#### Task objective:
All entries below need to be written out exactly, but without their pictures.

#### Source material:
begin

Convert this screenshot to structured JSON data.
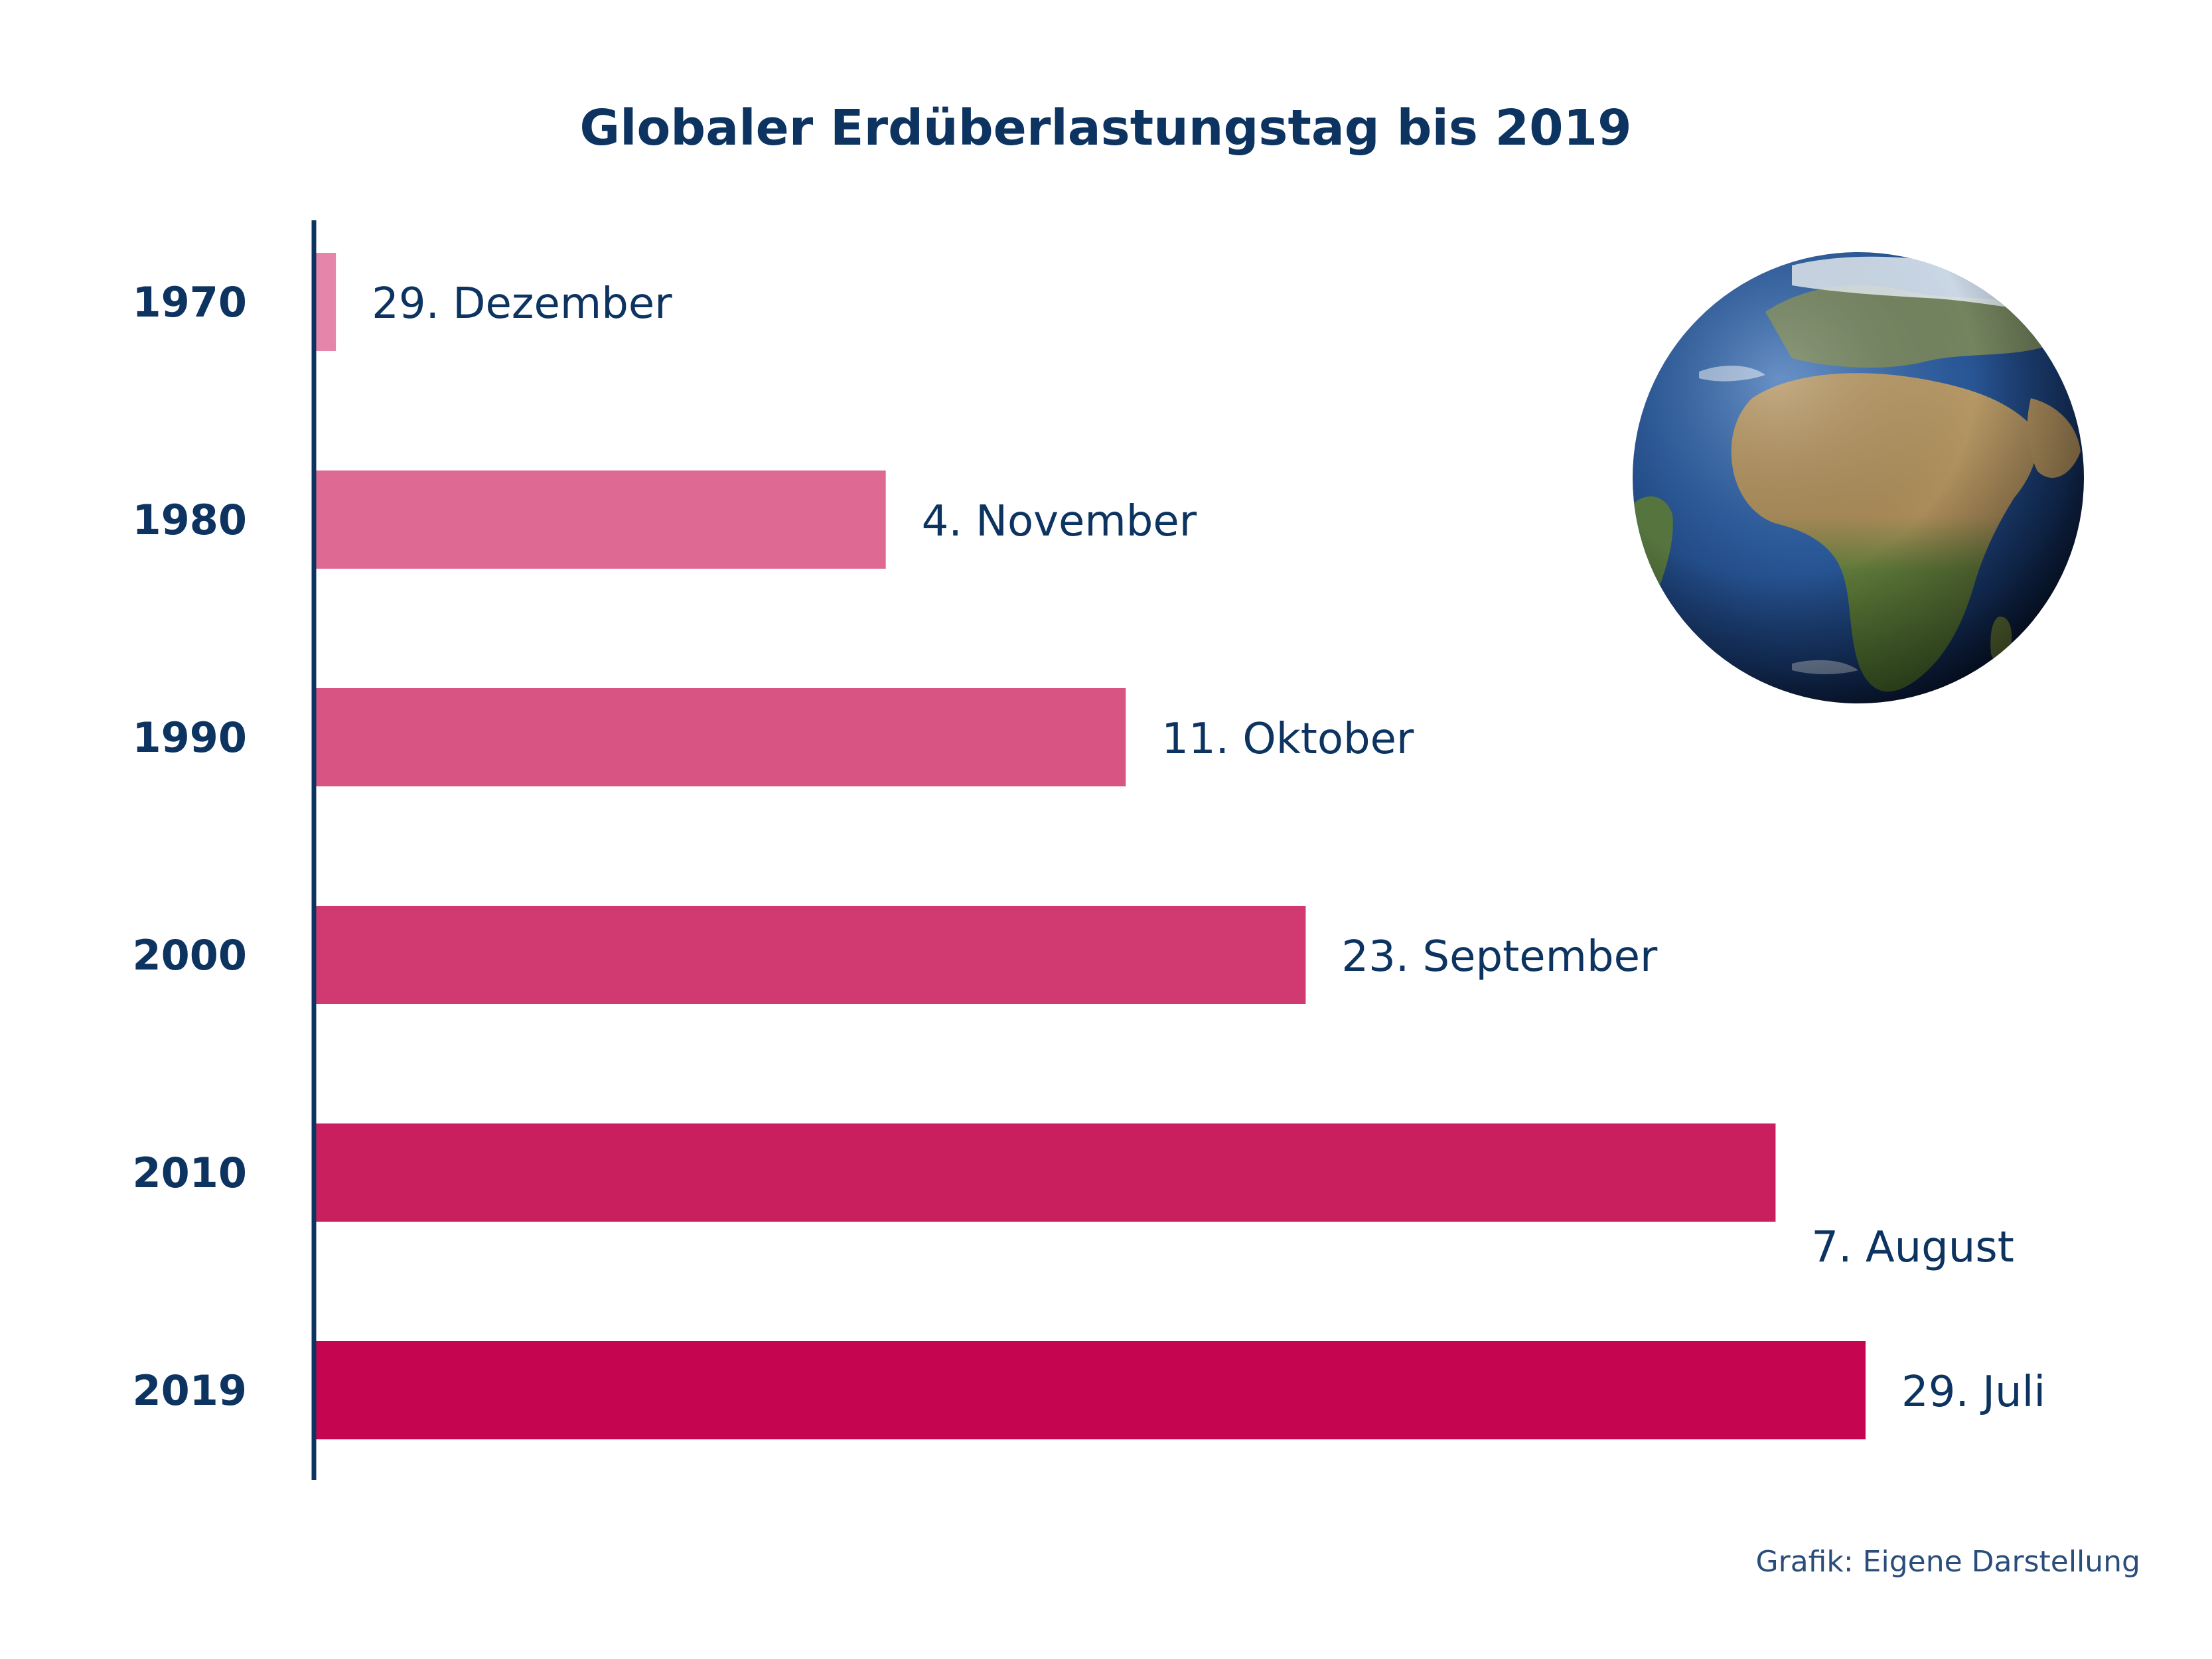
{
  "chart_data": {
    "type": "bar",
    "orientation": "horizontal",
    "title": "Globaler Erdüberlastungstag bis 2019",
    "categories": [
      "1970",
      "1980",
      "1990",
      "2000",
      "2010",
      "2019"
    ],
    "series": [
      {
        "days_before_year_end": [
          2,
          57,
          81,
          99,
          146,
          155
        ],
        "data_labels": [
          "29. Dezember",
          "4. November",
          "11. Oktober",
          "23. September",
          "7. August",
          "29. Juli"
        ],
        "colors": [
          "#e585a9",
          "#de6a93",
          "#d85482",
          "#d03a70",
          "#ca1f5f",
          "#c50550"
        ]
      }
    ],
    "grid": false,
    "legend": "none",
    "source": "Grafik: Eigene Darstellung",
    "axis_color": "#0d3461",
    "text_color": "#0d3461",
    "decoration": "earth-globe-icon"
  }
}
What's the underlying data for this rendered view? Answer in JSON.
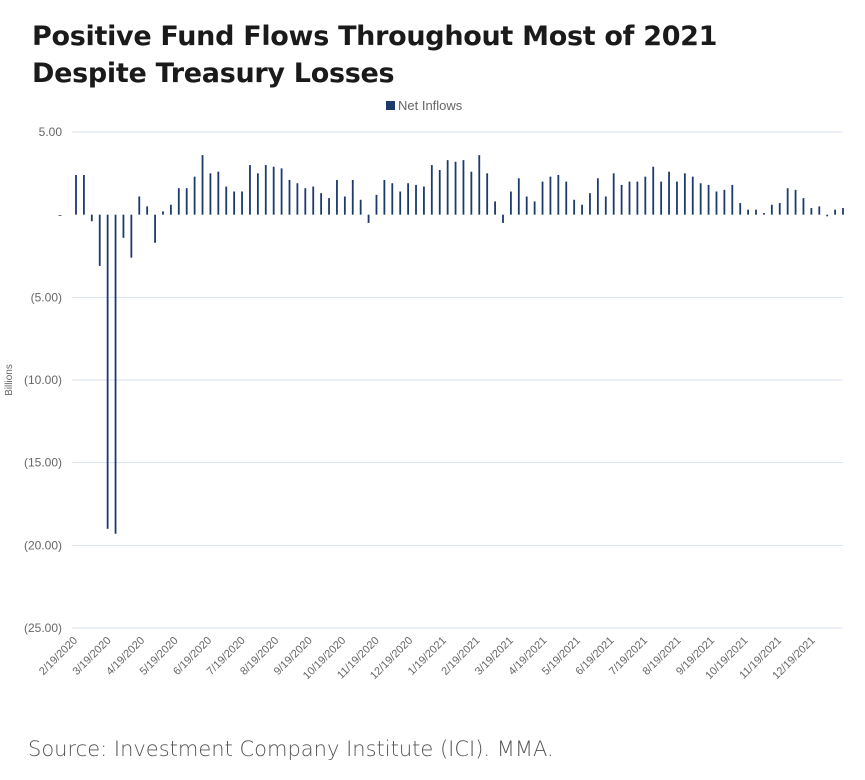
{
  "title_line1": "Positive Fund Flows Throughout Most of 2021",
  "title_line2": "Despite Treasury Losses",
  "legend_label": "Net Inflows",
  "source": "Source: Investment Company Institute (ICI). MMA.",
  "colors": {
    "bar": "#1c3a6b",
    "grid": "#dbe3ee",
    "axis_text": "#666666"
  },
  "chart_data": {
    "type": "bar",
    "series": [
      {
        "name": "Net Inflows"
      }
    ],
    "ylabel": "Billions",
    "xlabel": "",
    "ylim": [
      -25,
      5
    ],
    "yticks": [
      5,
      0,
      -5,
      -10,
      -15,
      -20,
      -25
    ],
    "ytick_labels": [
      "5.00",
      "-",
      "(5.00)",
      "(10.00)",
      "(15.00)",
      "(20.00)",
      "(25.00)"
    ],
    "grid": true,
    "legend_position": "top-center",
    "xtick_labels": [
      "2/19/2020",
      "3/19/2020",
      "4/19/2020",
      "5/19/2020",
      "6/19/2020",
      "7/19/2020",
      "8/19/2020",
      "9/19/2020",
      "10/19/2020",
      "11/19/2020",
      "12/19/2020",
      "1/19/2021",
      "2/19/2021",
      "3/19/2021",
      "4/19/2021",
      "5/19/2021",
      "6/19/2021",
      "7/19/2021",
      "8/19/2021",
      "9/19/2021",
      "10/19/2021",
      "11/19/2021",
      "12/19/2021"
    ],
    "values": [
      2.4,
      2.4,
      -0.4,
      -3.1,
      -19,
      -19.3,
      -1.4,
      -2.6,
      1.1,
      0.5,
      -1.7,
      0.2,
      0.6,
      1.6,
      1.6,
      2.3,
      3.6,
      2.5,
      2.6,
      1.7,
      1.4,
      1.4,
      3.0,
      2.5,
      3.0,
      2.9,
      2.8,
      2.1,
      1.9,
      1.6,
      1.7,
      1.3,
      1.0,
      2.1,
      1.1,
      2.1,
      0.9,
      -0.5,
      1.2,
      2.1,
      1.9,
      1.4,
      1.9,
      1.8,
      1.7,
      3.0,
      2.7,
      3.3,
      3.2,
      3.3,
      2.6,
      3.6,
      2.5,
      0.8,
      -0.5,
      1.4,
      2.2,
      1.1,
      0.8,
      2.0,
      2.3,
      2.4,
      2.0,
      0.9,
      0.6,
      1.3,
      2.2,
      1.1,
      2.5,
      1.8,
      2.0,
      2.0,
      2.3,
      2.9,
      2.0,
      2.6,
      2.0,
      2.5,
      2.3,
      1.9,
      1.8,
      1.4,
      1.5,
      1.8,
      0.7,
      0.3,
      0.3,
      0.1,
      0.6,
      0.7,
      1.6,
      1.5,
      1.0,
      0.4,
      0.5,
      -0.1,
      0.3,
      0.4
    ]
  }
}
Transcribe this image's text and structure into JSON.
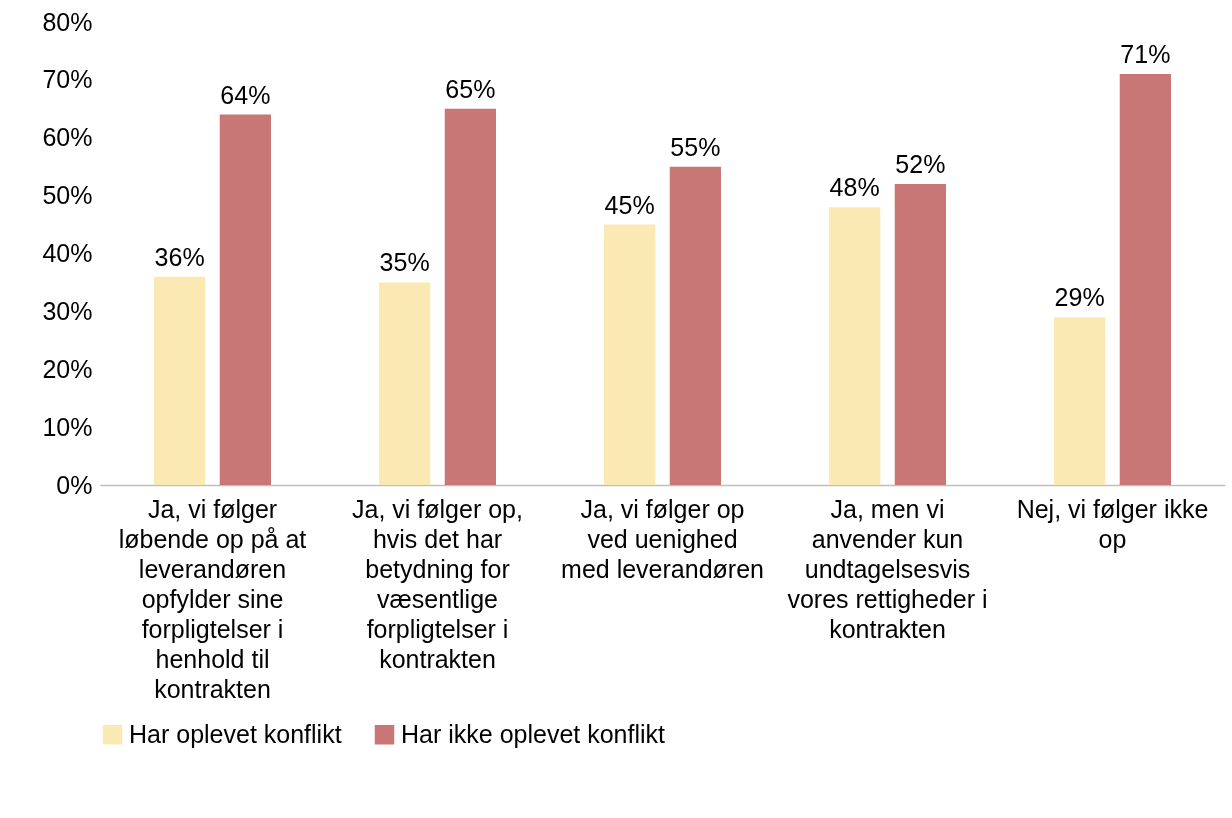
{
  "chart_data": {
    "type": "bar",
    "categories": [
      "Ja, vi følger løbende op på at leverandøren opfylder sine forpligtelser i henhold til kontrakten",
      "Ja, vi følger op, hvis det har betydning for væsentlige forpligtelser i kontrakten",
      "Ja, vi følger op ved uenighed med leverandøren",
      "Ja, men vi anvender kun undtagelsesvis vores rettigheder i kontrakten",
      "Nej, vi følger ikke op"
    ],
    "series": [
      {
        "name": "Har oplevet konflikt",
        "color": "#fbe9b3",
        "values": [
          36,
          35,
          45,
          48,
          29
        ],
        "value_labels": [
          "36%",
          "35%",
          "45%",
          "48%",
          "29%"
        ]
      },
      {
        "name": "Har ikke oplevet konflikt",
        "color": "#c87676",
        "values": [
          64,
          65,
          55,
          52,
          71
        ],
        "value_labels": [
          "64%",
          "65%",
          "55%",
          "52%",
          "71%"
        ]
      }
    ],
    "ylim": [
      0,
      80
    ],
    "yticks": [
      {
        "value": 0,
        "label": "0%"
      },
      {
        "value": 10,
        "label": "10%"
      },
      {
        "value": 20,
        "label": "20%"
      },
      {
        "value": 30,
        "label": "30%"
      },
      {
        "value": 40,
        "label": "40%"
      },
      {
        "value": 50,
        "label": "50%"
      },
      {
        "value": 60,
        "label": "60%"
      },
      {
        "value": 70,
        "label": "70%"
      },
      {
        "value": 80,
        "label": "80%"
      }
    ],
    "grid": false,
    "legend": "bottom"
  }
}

end

#### Worked answer:
Convert this screenshot to structured JSON data.
{
  "chart_data": {
    "type": "bar",
    "orientation": "horizontal",
    "title": "Globaler Erdüberlastungstag bis 2019",
    "categories": [
      "1970",
      "1980",
      "1990",
      "2000",
      "2010",
      "2019"
    ],
    "series": [
      {
        "days_before_year_end": [
          2,
          57,
          81,
          99,
          146,
          155
        ],
        "data_labels": [
          "29. Dezember",
          "4. November",
          "11. Oktober",
          "23. September",
          "7. August",
          "29. Juli"
        ],
        "colors": [
          "#e585a9",
          "#de6a93",
          "#d85482",
          "#d03a70",
          "#ca1f5f",
          "#c50550"
        ]
      }
    ],
    "grid": false,
    "legend": "none",
    "source": "Grafik: Eigene Darstellung",
    "axis_color": "#0d3461",
    "text_color": "#0d3461",
    "decoration": "earth-globe-icon"
  }
}
What's the underlying data for this rendered view? Answer in JSON.
{
  "title_line1": "Positive Fund Flows Throughout Most of 2021",
  "title_line2": "Despite Treasury Losses",
  "legend_label": "Net Inflows",
  "source": "Source: Investment Company Institute (ICI). MMA.",
  "colors": {
    "bar": "#1c3a6b",
    "grid": "#dbe3ee",
    "axis_text": "#666666"
  },
  "chart_data": {
    "type": "bar",
    "series": [
      {
        "name": "Net Inflows"
      }
    ],
    "ylabel": "Billions",
    "xlabel": "",
    "ylim": [
      -25,
      5
    ],
    "yticks": [
      5,
      0,
      -5,
      -10,
      -15,
      -20,
      -25
    ],
    "ytick_labels": [
      "5.00",
      "-",
      "(5.00)",
      "(10.00)",
      "(15.00)",
      "(20.00)",
      "(25.00)"
    ],
    "grid": true,
    "legend_position": "top-center",
    "xtick_labels": [
      "2/19/2020",
      "3/19/2020",
      "4/19/2020",
      "5/19/2020",
      "6/19/2020",
      "7/19/2020",
      "8/19/2020",
      "9/19/2020",
      "10/19/2020",
      "11/19/2020",
      "12/19/2020",
      "1/19/2021",
      "2/19/2021",
      "3/19/2021",
      "4/19/2021",
      "5/19/2021",
      "6/19/2021",
      "7/19/2021",
      "8/19/2021",
      "9/19/2021",
      "10/19/2021",
      "11/19/2021",
      "12/19/2021"
    ],
    "values": [
      2.4,
      2.4,
      -0.4,
      -3.1,
      -19,
      -19.3,
      -1.4,
      -2.6,
      1.1,
      0.5,
      -1.7,
      0.2,
      0.6,
      1.6,
      1.6,
      2.3,
      3.6,
      2.5,
      2.6,
      1.7,
      1.4,
      1.4,
      3.0,
      2.5,
      3.0,
      2.9,
      2.8,
      2.1,
      1.9,
      1.6,
      1.7,
      1.3,
      1.0,
      2.1,
      1.1,
      2.1,
      0.9,
      -0.5,
      1.2,
      2.1,
      1.9,
      1.4,
      1.9,
      1.8,
      1.7,
      3.0,
      2.7,
      3.3,
      3.2,
      3.3,
      2.6,
      3.6,
      2.5,
      0.8,
      -0.5,
      1.4,
      2.2,
      1.1,
      0.8,
      2.0,
      2.3,
      2.4,
      2.0,
      0.9,
      0.6,
      1.3,
      2.2,
      1.1,
      2.5,
      1.8,
      2.0,
      2.0,
      2.3,
      2.9,
      2.0,
      2.6,
      2.0,
      2.5,
      2.3,
      1.9,
      1.8,
      1.4,
      1.5,
      1.8,
      0.7,
      0.3,
      0.3,
      0.1,
      0.6,
      0.7,
      1.6,
      1.5,
      1.0,
      0.4,
      0.5,
      -0.1,
      0.3,
      0.4
    ]
  }
}
Transcribe this image's text and structure into JSON.
{
  "chart_data": {
    "type": "bar",
    "categories": [
      "Ja, vi følger løbende op på at leverandøren opfylder sine forpligtelser i henhold til kontrakten",
      "Ja, vi følger op, hvis det har betydning for væsentlige forpligtelser i kontrakten",
      "Ja, vi følger op ved uenighed med leverandøren",
      "Ja, men vi anvender kun undtagelsesvis vores rettigheder i kontrakten",
      "Nej, vi følger ikke op"
    ],
    "series": [
      {
        "name": "Har oplevet konflikt",
        "color": "#fbe9b3",
        "values": [
          36,
          35,
          45,
          48,
          29
        ],
        "value_labels": [
          "36%",
          "35%",
          "45%",
          "48%",
          "29%"
        ]
      },
      {
        "name": "Har ikke oplevet konflikt",
        "color": "#c87676",
        "values": [
          64,
          65,
          55,
          52,
          71
        ],
        "value_labels": [
          "64%",
          "65%",
          "55%",
          "52%",
          "71%"
        ]
      }
    ],
    "ylim": [
      0,
      80
    ],
    "yticks": [
      {
        "value": 0,
        "label": "0%"
      },
      {
        "value": 10,
        "label": "10%"
      },
      {
        "value": 20,
        "label": "20%"
      },
      {
        "value": 30,
        "label": "30%"
      },
      {
        "value": 40,
        "label": "40%"
      },
      {
        "value": 50,
        "label": "50%"
      },
      {
        "value": 60,
        "label": "60%"
      },
      {
        "value": 70,
        "label": "70%"
      },
      {
        "value": 80,
        "label": "80%"
      }
    ],
    "grid": false,
    "legend": "bottom"
  }
}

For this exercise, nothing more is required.